WRITTEN REQUEST 1:
Answer these questions about the homeschooling post:
(a) What year is the Salon article from?
(b) How much money could families set aside tax-free each year under the legislation described in the letter?
(c) According to critics, what share of the estimated home-schooling population belongs to the HSLDA?
** Start SELECTION **
Tuesday, October 04, 2005

Another Salon Article about Homeschooling

Battling for the heart and soul of home-schoolers

This article is from 2000. But it was a very in-depth look into the homeschooling world's history and politics. What might be of interest to many is highlighted below.
From page one
Recently George W. Bush mixed home schooling with presidential politics in a letter to a Texas home-schooler -- now circulating widely on national home-school e-mail listservs -- in which he enthusiastically praises home schooling and vows to fight for legislation that would allow families to set aside $5,000 tax-free annually to pay for the educational expenses of teaching at home.
From page two
As it nears its 20th anniversary, the HSLDA also boasts significant political clout on national educational issues, even though, say its critics, with less than one-sixth of the estimated home-schooling population in its membership, the HSLDA does not advocate for the majority of parents who teach at home.
** End SELECTION **
WRITTEN REQUEST 2: Quote the records from the line containing "table header row [81,299,690,316]" up to and including the line containing "title: Best for You? [350,76,490,102]".
** Start MATERIAL FOR THIS EXERCISE **
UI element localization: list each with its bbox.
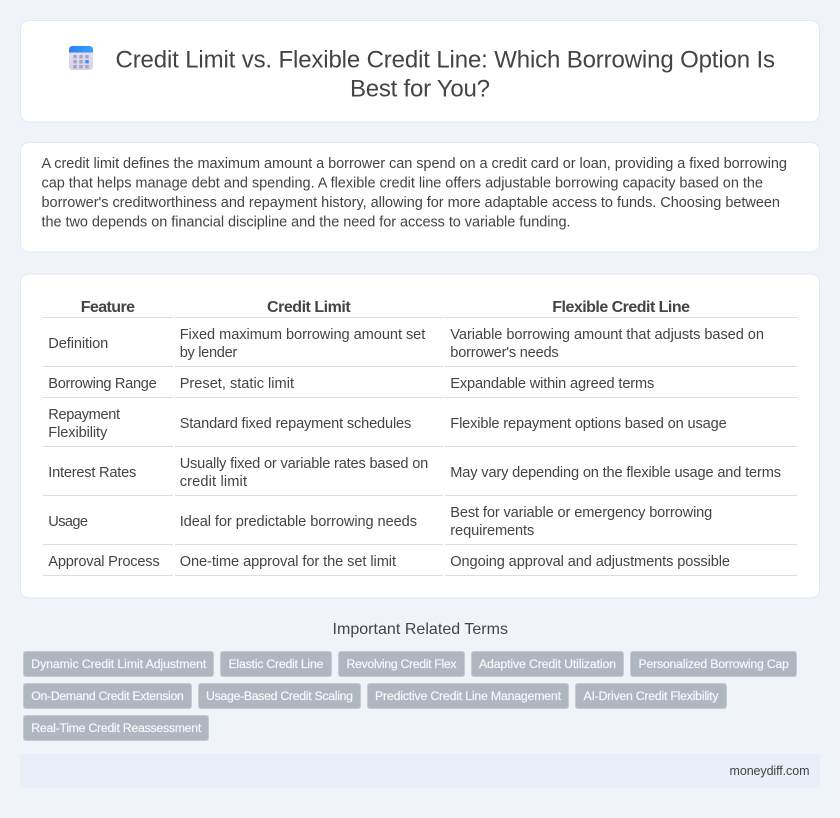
table header row [81,299,690,316]
heading: related terms: Important Related Terms [332,621,508,638]
tag: dynamic credit limit adjustment [24,652,214,676]
title: Best for You? [350,76,490,102]
tag: predictive credit line management: Predictive Credit Line Management [375,689,562,703]
table header row: Credit Limit [267,299,351,316]
row: repayment flexibility: Flexibility [48,425,108,441]
row: usage: Best for variable or emergency borrowing [450,505,712,521]
title [116,46,775,102]
row: interest rates: credit limit [180,474,247,490]
row: borrowing range: Borrowing Range [48,376,157,392]
row: borrowing range: Preset, static limit [180,376,294,392]
title: Credit Limit vs. Flexible Credit Line: Which Borrowing Option Is [116,46,775,74]
tag: usage-based credit scaling: Usage-Based Credit Scaling [206,689,353,703]
row: interest rates: Interest Rates [48,465,136,481]
panel: introduction [20,142,820,252]
tags: related terms [24,652,796,740]
row: repayment flexibility: Flexible repayment options based on usage [450,416,727,432]
row: borrowing range [48,376,654,392]
tag: personalized borrowing cap: Personalized Borrowing Cap [638,657,789,671]
row: approval process: Approval Process [48,554,160,570]
row: usage: requirements [450,523,534,539]
footer [20,754,820,788]
tag: ai-driven credit flexibility [576,684,726,708]
tag: dynamic credit limit adjustment: Dynamic Credit Limit Adjustment [31,657,207,671]
tag: real-time credit reassessment: Real-Time Credit Reassessment [31,721,202,735]
row: interest rates: May vary depending on the flexible usage and terms [450,465,781,481]
icon: calendar [69,46,93,70]
row: approval process [48,554,730,570]
tag: elastic credit line: Elastic Credit Line [228,657,324,671]
tag: real-time credit reassessment [24,716,208,740]
row: repayment flexibility [48,407,727,441]
row: interest rates [48,456,781,490]
text block: intro paragraph: A credit limit defines the maximum amount a borrower can spend on a credit card or loan, providing a fixed borrowing [42,156,787,172]
row: definition: Variable borrowing amount that adjusts based on [450,327,764,343]
tag: adaptive credit utilization [472,652,624,676]
row: usage [48,505,712,539]
row: approval process: One-time approval for the set limit [180,554,396,570]
tag: on-demand credit extension [24,684,192,708]
tag: adaptive credit utilization: Adaptive Credit Utilization [479,657,616,671]
row: interest rates: Usually fixed or variable rates based on [180,456,428,472]
tag: elastic credit line [220,652,332,676]
text block: intro paragraph: the two depends on financial discipline and the need for access to variable funding. [42,214,570,230]
row: repayment flexibility: Repayment [48,407,120,423]
footer text: source: moneydiff.com [730,764,810,778]
tag: predictive credit line management [368,684,568,708]
tag: revolving credit flex [338,652,464,676]
row: repayment flexibility: Standard fixed repayment schedules [180,416,411,432]
tag: on-demand credit extension: On-Demand Credit Extension [31,689,184,703]
row: definition [48,327,764,361]
panel: header [20,20,820,122]
tag: usage-based credit scaling [198,684,360,708]
panel: comparison table [20,274,820,598]
text block: intro paragraph [42,156,787,230]
row: usage: Usage [48,514,88,530]
tag: personalized borrowing cap [630,652,796,676]
table header row: Feature [81,299,135,316]
row: definition: by lender [180,345,237,361]
row: definition: borrower's needs [450,345,559,361]
row: usage: Ideal for predictable borrowing needs [180,514,417,530]
table header row: Flexible Credit Line [552,299,690,316]
row: borrowing range: Expandable within agreed terms [450,376,654,392]
tag: revolving credit flex: Revolving Credit Flex [346,657,457,671]
row: definition: Definition [48,336,108,352]
row: definition: Fixed maximum borrowing amount set [180,327,425,343]
text block: intro paragraph: cap that helps manage debt and spending. A flexible credit line offers adjustable borrowing capacity based on the [42,176,763,192]
tag: ai-driven credit flexibility: AI-Driven Credit Flexibility [584,689,719,703]
text block: intro paragraph: borrower's creditworthiness and repayment history, allowing for more adaptable access to funds. Choosing between [42,195,780,211]
row: approval process: Ongoing approval and adjustments possible [450,554,730,570]
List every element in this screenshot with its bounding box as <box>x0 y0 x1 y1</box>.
** End MATERIAL FOR THIS EXERCISE **
EXERCISE SOLUTION 1:
(a) 2000
(b) $5,000
(c) Less than one-sixth

EXERCISE SOLUTION 2:
table header row [81,299,690,316]
heading: related terms: Important Related Terms [332,621,508,638]
tag: dynamic credit limit adjustment [24,652,214,676]
title: Best for You? [350,76,490,102]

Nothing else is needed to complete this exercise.